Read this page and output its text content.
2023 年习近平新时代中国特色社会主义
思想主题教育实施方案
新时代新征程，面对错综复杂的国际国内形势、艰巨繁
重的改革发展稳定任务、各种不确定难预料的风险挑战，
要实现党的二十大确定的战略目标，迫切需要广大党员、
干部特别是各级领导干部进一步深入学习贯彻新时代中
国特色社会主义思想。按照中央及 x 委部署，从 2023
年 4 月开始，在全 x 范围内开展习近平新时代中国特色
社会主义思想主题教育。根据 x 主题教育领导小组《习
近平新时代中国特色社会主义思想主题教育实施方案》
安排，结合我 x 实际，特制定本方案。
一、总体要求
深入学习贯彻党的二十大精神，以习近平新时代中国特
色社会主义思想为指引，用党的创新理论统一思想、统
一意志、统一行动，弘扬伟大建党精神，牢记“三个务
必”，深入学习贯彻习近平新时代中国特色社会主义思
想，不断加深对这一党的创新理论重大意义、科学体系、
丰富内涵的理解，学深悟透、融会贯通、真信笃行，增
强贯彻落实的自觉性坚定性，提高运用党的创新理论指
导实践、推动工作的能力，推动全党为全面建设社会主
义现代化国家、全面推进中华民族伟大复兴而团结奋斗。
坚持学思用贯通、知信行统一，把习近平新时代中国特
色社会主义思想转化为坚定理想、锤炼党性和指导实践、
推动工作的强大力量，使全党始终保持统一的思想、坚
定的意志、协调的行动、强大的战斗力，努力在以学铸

——

SHORT TASK:
All of the entries must be quoted exactly; please include each one.

TASK SOLUTION:
Read this page and output its text content.
2023 年习近平新时代中国特色社会主义
思想主题教育实施方案
新时代新征程，面对错综复杂的国际国内形势、艰巨繁
重的改革发展稳定任务、各种不确定难预料的风险挑战，
要实现党的二十大确定的战略目标，迫切需要广大党员、
干部特别是各级领导干部进一步深入学习贯彻新时代中
国特色社会主义思想。按照中央及 x 委部署，从 2023
年 4 月开始，在全 x 范围内开展习近平新时代中国特色
社会主义思想主题教育。根据 x 主题教育领导小组《习
近平新时代中国特色社会主义思想主题教育实施方案》
安排，结合我 x 实际，特制定本方案。
一、总体要求
深入学习贯彻党的二十大精神，以习近平新时代中国特
色社会主义思想为指引，用党的创新理论统一思想、统
一意志、统一行动，弘扬伟大建党精神，牢记“三个务
必”，深入学习贯彻习近平新时代中国特色社会主义思
想，不断加深对这一党的创新理论重大意义、科学体系、
丰富内涵的理解，学深悟透、融会贯通、真信笃行，增
强贯彻落实的自觉性坚定性，提高运用党的创新理论指
导实践、推动工作的能力，推动全党为全面建设社会主
义现代化国家、全面推进中华民族伟大复兴而团结奋斗。
坚持学思用贯通、知信行统一，把习近平新时代中国特
色社会主义思想转化为坚定理想、锤炼党性和指导实践、
推动工作的强大力量，使全党始终保持统一的思想、坚
定的意志、协调的行动、强大的战斗力，努力在以学铸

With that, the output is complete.